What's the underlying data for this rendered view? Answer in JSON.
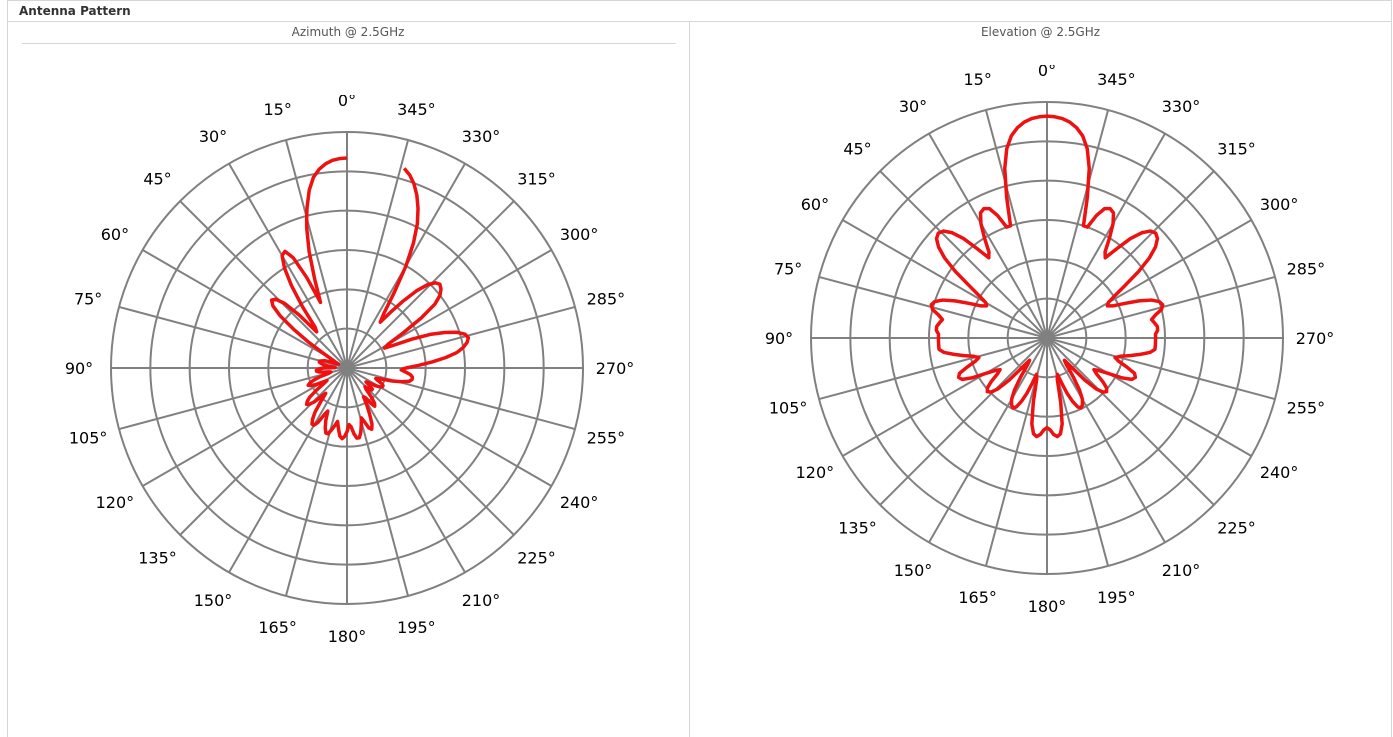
{
  "page": {
    "title": "Antenna Pattern"
  },
  "columns": [
    {
      "label": "Azimuth @ 2.5GHz"
    },
    {
      "label": "Elevation @ 2.5GHz"
    }
  ],
  "colors": {
    "grid": "#808080",
    "trace": "#ee1111",
    "border": "#d6d6d6"
  },
  "chart_data": [
    {
      "type": "polar-line",
      "title": "Azimuth @ 2.5GHz",
      "angle_labels": [
        "0°",
        "345°",
        "330°",
        "315°",
        "300°",
        "285°",
        "270°",
        "255°",
        "240°",
        "225°",
        "210°",
        "195°",
        "180°",
        "165°",
        "150°",
        "135°",
        "120°",
        "105°",
        "90°",
        "75°",
        "60°",
        "45°",
        "30°",
        "15°"
      ],
      "angle_values": [
        0,
        345,
        330,
        315,
        300,
        285,
        270,
        255,
        240,
        225,
        210,
        195,
        180,
        165,
        150,
        135,
        120,
        105,
        90,
        75,
        60,
        45,
        30,
        15
      ],
      "rings": 6,
      "r_range": [
        0,
        1
      ],
      "series": [
        {
          "angle_deg": [
            0,
            2,
            4,
            6,
            8,
            10,
            12,
            14,
            15,
            16,
            18,
            20,
            22,
            24,
            26,
            28,
            30,
            32,
            34,
            36,
            38,
            40,
            42,
            44,
            46,
            48,
            50,
            52,
            54,
            56,
            58,
            60,
            62,
            64,
            66,
            68,
            70,
            72,
            74,
            76,
            78,
            80,
            82,
            84,
            86,
            88,
            90,
            92,
            94,
            96,
            98,
            100,
            102,
            104,
            106,
            108,
            110,
            112,
            114,
            116,
            118,
            120,
            122,
            124,
            126,
            128,
            130,
            132,
            134,
            136,
            138,
            140,
            142,
            144,
            146,
            148,
            150,
            152,
            154,
            156,
            158,
            160,
            162,
            164,
            166,
            168,
            170,
            172,
            174,
            176,
            178,
            180,
            182,
            184,
            186,
            188,
            190,
            192,
            194,
            196,
            198,
            200,
            202,
            204,
            206,
            208,
            210,
            212,
            214,
            216,
            218,
            220,
            222,
            224,
            226,
            228,
            230,
            232,
            234,
            236,
            238,
            240,
            242,
            244,
            246,
            248,
            250,
            252,
            254,
            256,
            258,
            260,
            262,
            264,
            266,
            268,
            270,
            272,
            274,
            276,
            278,
            280,
            282,
            284,
            286,
            288,
            290,
            292,
            294,
            296,
            298,
            300,
            302,
            304,
            306,
            308,
            310,
            312,
            314,
            316,
            318,
            320,
            322,
            324,
            326,
            328,
            330,
            332,
            334,
            336,
            338,
            340,
            342,
            344,
            346,
            348,
            350,
            352,
            354,
            356,
            358
          ],
          "r": [
            0.89,
            0.888,
            0.882,
            0.87,
            0.85,
            0.82,
            0.77,
            0.7,
            0.66,
            0.62,
            0.52,
            0.4,
            0.3,
            0.42,
            0.52,
            0.56,
            0.55,
            0.5,
            0.42,
            0.32,
            0.22,
            0.2,
            0.3,
            0.38,
            0.42,
            0.43,
            0.41,
            0.36,
            0.28,
            0.2,
            0.12,
            0.08,
            0.06,
            0.05,
            0.04,
            0.05,
            0.08,
            0.1,
            0.11,
            0.12,
            0.12,
            0.11,
            0.1,
            0.08,
            0.06,
            0.05,
            0.1,
            0.12,
            0.13,
            0.13,
            0.12,
            0.1,
            0.08,
            0.07,
            0.08,
            0.12,
            0.15,
            0.17,
            0.18,
            0.17,
            0.15,
            0.12,
            0.1,
            0.12,
            0.16,
            0.2,
            0.22,
            0.23,
            0.22,
            0.2,
            0.16,
            0.14,
            0.18,
            0.23,
            0.26,
            0.28,
            0.28,
            0.26,
            0.22,
            0.2,
            0.24,
            0.27,
            0.29,
            0.29,
            0.27,
            0.25,
            0.23,
            0.26,
            0.29,
            0.3,
            0.29,
            0.27,
            0.24,
            0.25,
            0.28,
            0.3,
            0.3,
            0.28,
            0.25,
            0.22,
            0.24,
            0.27,
            0.28,
            0.26,
            0.22,
            0.18,
            0.14,
            0.15,
            0.18,
            0.2,
            0.19,
            0.16,
            0.12,
            0.11,
            0.13,
            0.14,
            0.14,
            0.12,
            0.1,
            0.11,
            0.14,
            0.16,
            0.17,
            0.17,
            0.16,
            0.14,
            0.13,
            0.15,
            0.2,
            0.24,
            0.27,
            0.28,
            0.28,
            0.27,
            0.25,
            0.23,
            0.25,
            0.3,
            0.36,
            0.42,
            0.47,
            0.5,
            0.52,
            0.53,
            0.52,
            0.49,
            0.44,
            0.38,
            0.3,
            0.22,
            0.18,
            0.2,
            0.28,
            0.38,
            0.46,
            0.5,
            0.52,
            0.53,
            0.52,
            0.49,
            0.44,
            0.37,
            0.3,
            0.24,
            0.28,
            0.38,
            0.5,
            0.6,
            0.68,
            0.74,
            0.79,
            0.83,
            0.86,
            0.88
          ]
        }
      ]
    },
    {
      "type": "polar-line",
      "title": "Elevation @ 2.5GHz",
      "angle_labels": [
        "0°",
        "345°",
        "330°",
        "315°",
        "300°",
        "285°",
        "270°",
        "255°",
        "240°",
        "225°",
        "210°",
        "195°",
        "180°",
        "165°",
        "150°",
        "135°",
        "120°",
        "105°",
        "90°",
        "75°",
        "60°",
        "45°",
        "30°",
        "15°"
      ],
      "angle_values": [
        0,
        345,
        330,
        315,
        300,
        285,
        270,
        255,
        240,
        225,
        210,
        195,
        180,
        165,
        150,
        135,
        120,
        105,
        90,
        75,
        60,
        45,
        30,
        15
      ],
      "rings": 6,
      "r_range": [
        0,
        1
      ],
      "series": [
        {
          "angle_deg": [
            0,
            2,
            4,
            6,
            8,
            10,
            12,
            14,
            16,
            18,
            20,
            22,
            24,
            26,
            28,
            30,
            32,
            34,
            36,
            38,
            40,
            42,
            44,
            46,
            48,
            50,
            52,
            54,
            56,
            58,
            60,
            62,
            64,
            66,
            68,
            70,
            72,
            74,
            76,
            78,
            80,
            82,
            84,
            86,
            88,
            90,
            92,
            94,
            96,
            98,
            100,
            102,
            104,
            106,
            108,
            110,
            112,
            114,
            116,
            118,
            120,
            122,
            124,
            126,
            128,
            130,
            132,
            134,
            136,
            138,
            140,
            142,
            144,
            146,
            148,
            150,
            152,
            154,
            156,
            158,
            160,
            162,
            164,
            166,
            168,
            170,
            172,
            174,
            176,
            178,
            180,
            182,
            184,
            186,
            188,
            190,
            192,
            194,
            196,
            198,
            200,
            202,
            204,
            206,
            208,
            210,
            212,
            214,
            216,
            218,
            220,
            222,
            224,
            226,
            228,
            230,
            232,
            234,
            236,
            238,
            240,
            242,
            244,
            246,
            248,
            250,
            252,
            254,
            256,
            258,
            260,
            262,
            264,
            266,
            268,
            270,
            272,
            274,
            276,
            278,
            280,
            282,
            284,
            286,
            288,
            290,
            292,
            294,
            296,
            298,
            300,
            302,
            304,
            306,
            308,
            310,
            312,
            314,
            316,
            318,
            320,
            322,
            324,
            326,
            328,
            330,
            332,
            334,
            336,
            338,
            340,
            342,
            344,
            346,
            348,
            350,
            352,
            354,
            356,
            358
          ],
          "r": [
            0.94,
            0.938,
            0.932,
            0.92,
            0.9,
            0.87,
            0.82,
            0.74,
            0.62,
            0.5,
            0.5,
            0.56,
            0.6,
            0.61,
            0.6,
            0.56,
            0.5,
            0.44,
            0.42,
            0.48,
            0.55,
            0.6,
            0.63,
            0.64,
            0.63,
            0.6,
            0.55,
            0.48,
            0.4,
            0.34,
            0.3,
            0.29,
            0.31,
            0.36,
            0.42,
            0.47,
            0.5,
            0.51,
            0.5,
            0.47,
            0.45,
            0.46,
            0.47,
            0.47,
            0.46,
            0.46,
            0.46,
            0.46,
            0.46,
            0.44,
            0.4,
            0.36,
            0.32,
            0.3,
            0.32,
            0.36,
            0.4,
            0.41,
            0.4,
            0.36,
            0.3,
            0.26,
            0.24,
            0.26,
            0.3,
            0.33,
            0.34,
            0.33,
            0.3,
            0.24,
            0.16,
            0.12,
            0.14,
            0.2,
            0.26,
            0.3,
            0.32,
            0.33,
            0.32,
            0.29,
            0.25,
            0.2,
            0.16,
            0.18,
            0.28,
            0.37,
            0.41,
            0.42,
            0.41,
            0.39,
            0.38,
            0.39,
            0.41,
            0.42,
            0.41,
            0.37,
            0.28,
            0.18,
            0.16,
            0.2,
            0.25,
            0.29,
            0.32,
            0.33,
            0.32,
            0.3,
            0.26,
            0.2,
            0.14,
            0.12,
            0.16,
            0.24,
            0.3,
            0.33,
            0.34,
            0.33,
            0.3,
            0.26,
            0.24,
            0.26,
            0.3,
            0.36,
            0.4,
            0.41,
            0.4,
            0.36,
            0.32,
            0.3,
            0.32,
            0.36,
            0.4,
            0.44,
            0.46,
            0.46,
            0.46,
            0.46,
            0.46,
            0.47,
            0.47,
            0.46,
            0.45,
            0.47,
            0.5,
            0.51,
            0.5,
            0.47,
            0.42,
            0.36,
            0.31,
            0.29,
            0.3,
            0.34,
            0.4,
            0.48,
            0.55,
            0.6,
            0.63,
            0.64,
            0.63,
            0.6,
            0.55,
            0.48,
            0.42,
            0.44,
            0.5,
            0.56,
            0.6,
            0.61,
            0.6,
            0.56,
            0.5,
            0.5,
            0.62,
            0.74,
            0.82,
            0.87,
            0.9,
            0.92,
            0.932,
            0.938
          ]
        }
      ]
    }
  ]
}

::::::::::

**WHAT YOU NEED TO DO:** Extract all lines that hold the word "Azimuth".

**ANSWER TO THIS TASK:**
      "label": "Azimuth @ 2.5GHz"
      "title": "Azimuth @ 2.5GHz",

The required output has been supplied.